Without including any pictures, copy each entry below exactly.
[START The records]
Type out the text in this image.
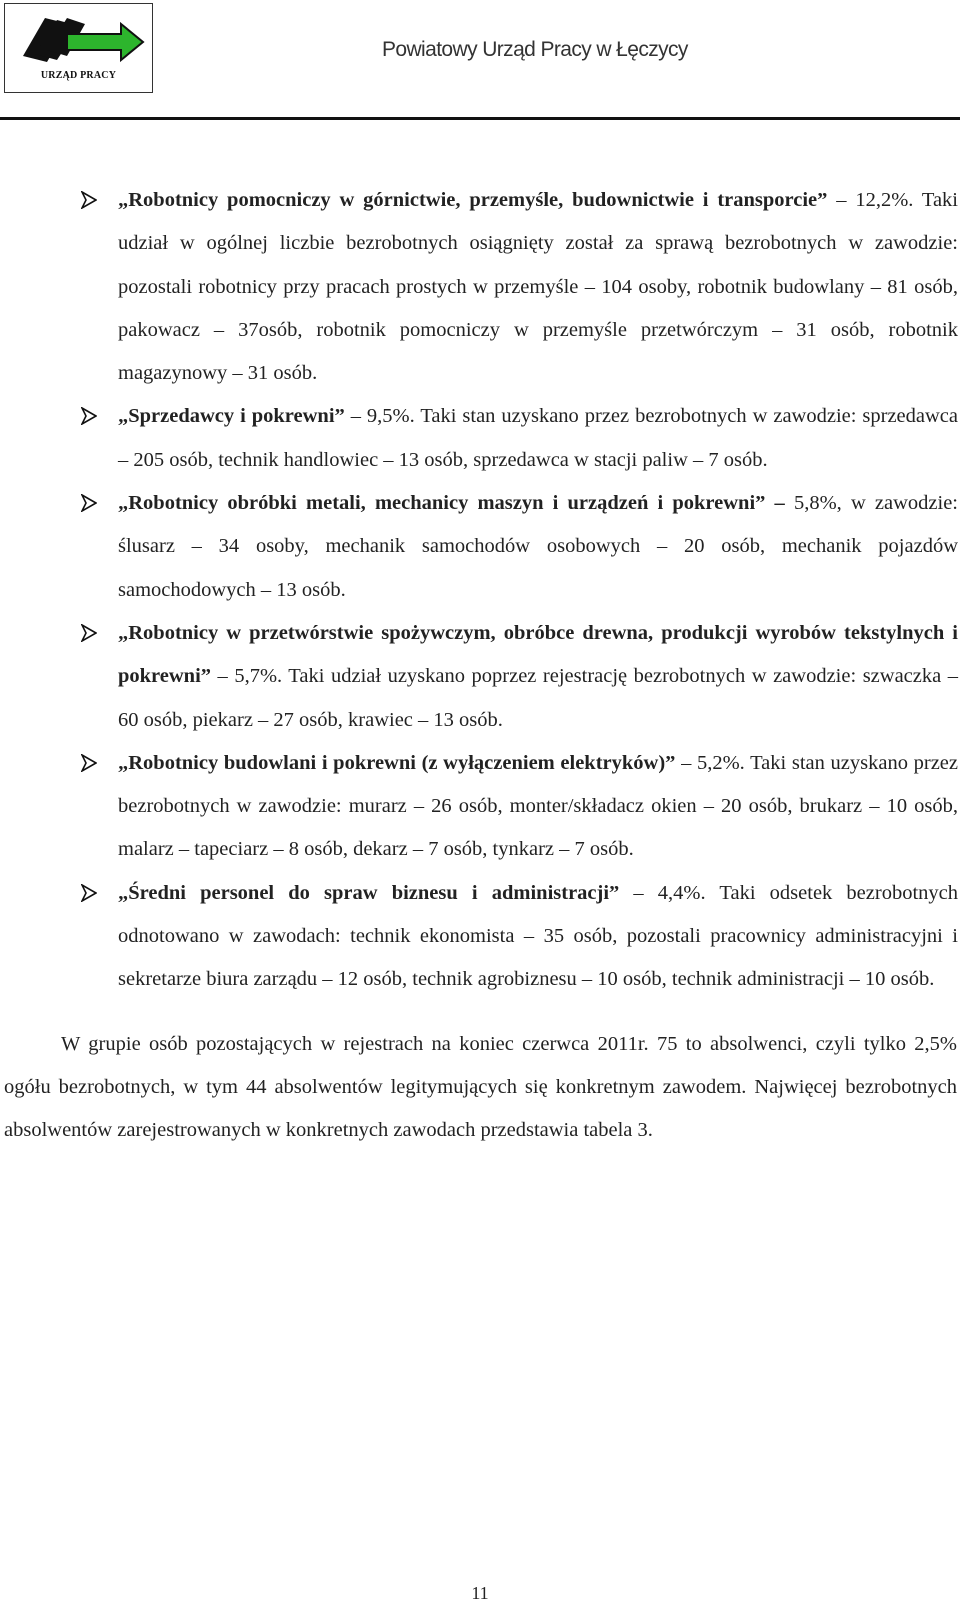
URZĄD PRACY
Powiatowy Urząd Pracy w Łęczycy
„Robotnicy pomocniczy w górnictwie, przemyśle, budownictwie i transporcie” – 12,2%. Taki udział w ogólnej liczbie bezrobotnych osiągnięty został za sprawą bezrobotnych w zawodzie: pozostali robotnicy przy pracach prostych w przemyśle – 104 osoby, robotnik budowlany – 81 osób, pakowacz – 37osób, robotnik pomocniczy w przemyśle przetwórczym – 31 osób, robotnik magazynowy – 31 osób.
„Sprzedawcy i pokrewni” – 9,5%. Taki stan uzyskano przez bezrobotnych w zawodzie: sprzedawca – 205 osób, technik handlowiec – 13 osób, sprzedawca w stacji paliw – 7 osób.
„Robotnicy obróbki metali, mechanicy maszyn i urządzeń i pokrewni” – 5,8%, w zawodzie: ślusarz – 34 osoby, mechanik samochodów osobowych – 20 osób, mechanik pojazdów samochodowych – 13 osób.
„Robotnicy w przetwórstwie spożywczym, obróbce drewna, produkcji wyrobów tekstylnych i pokrewni” – 5,7%. Taki udział uzyskano poprzez rejestrację bezrobotnych w zawodzie: szwaczka – 60 osób, piekarz – 27 osób, krawiec – 13 osób.
„Robotnicy budowlani i pokrewni (z wyłączeniem elektryków)” – 5,2%. Taki stan uzyskano przez bezrobotnych w zawodzie: murarz – 26 osób, monter/składacz okien – 20 osób, brukarz – 10 osób, malarz – tapeciarz – 8 osób, dekarz – 7 osób, tynkarz – 7 osób.
„Średni personel do spraw biznesu i administracji” – 4,4%. Taki odsetek bezrobotnych odnotowano w zawodach: technik ekonomista – 35 osób, pozostali pracownicy administracyjni i sekretarze biura zarządu – 12 osób, technik agrobiznesu – 10 osób, technik administracji – 10 osób.

W grupie osób pozostających w rejestrach na koniec czerwca 2011r. 75 to absolwenci, czyli tylko 2,5% ogółu bezrobotnych, w tym 44 absolwentów legitymujących się konkretnym zawodem. Najwięcej bezrobotnych absolwentów zarejestrowanych w konkretnych zawodach przedstawia tabela 3.

11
[END The records]
## Full output
Type out the text in this image.
URZĄD PRACY
Powiatowy Urząd Pracy w Łęczycy
„Robotnicy pomocniczy w górnictwie, przemyśle, budownictwie i transporcie” – 12,2%. Taki udział w ogólnej liczbie bezrobotnych osiągnięty został za sprawą bezrobotnych w zawodzie: pozostali robotnicy przy pracach prostych w przemyśle – 104 osoby, robotnik budowlany – 81 osób, pakowacz – 37osób, robotnik pomocniczy w przemyśle przetwórczym – 31 osób, robotnik magazynowy – 31 osób.
„Sprzedawcy i pokrewni” – 9,5%. Taki stan uzyskano przez bezrobotnych w zawodzie: sprzedawca – 205 osób, technik handlowiec – 13 osób, sprzedawca w stacji paliw – 7 osób.
„Robotnicy obróbki metali, mechanicy maszyn i urządzeń i pokrewni” – 5,8%, w zawodzie: ślusarz – 34 osoby, mechanik samochodów osobowych – 20 osób, mechanik pojazdów samochodowych – 13 osób.
„Robotnicy w przetwórstwie spożywczym, obróbce drewna, produkcji wyrobów tekstylnych i pokrewni” – 5,7%. Taki udział uzyskano poprzez rejestrację bezrobotnych w zawodzie: szwaczka – 60 osób, piekarz – 27 osób, krawiec – 13 osób.
„Robotnicy budowlani i pokrewni (z wyłączeniem elektryków)” – 5,2%. Taki stan uzyskano przez bezrobotnych w zawodzie: murarz – 26 osób, monter/składacz okien – 20 osób, brukarz – 10 osób, malarz – tapeciarz – 8 osób, dekarz – 7 osób, tynkarz – 7 osób.
„Średni personel do spraw biznesu i administracji” – 4,4%. Taki odsetek bezrobotnych odnotowano w zawodach: technik ekonomista – 35 osób, pozostali pracownicy administracyjni i sekretarze biura zarządu – 12 osób, technik agrobiznesu – 10 osób, technik administracji – 10 osób.

W grupie osób pozostających w rejestrach na koniec czerwca 2011r. 75 to absolwenci, czyli tylko 2,5% ogółu bezrobotnych, w tym 44 absolwentów legitymujących się konkretnym zawodem. Najwięcej bezrobotnych absolwentów zarejestrowanych w konkretnych zawodach przedstawia tabela 3.

11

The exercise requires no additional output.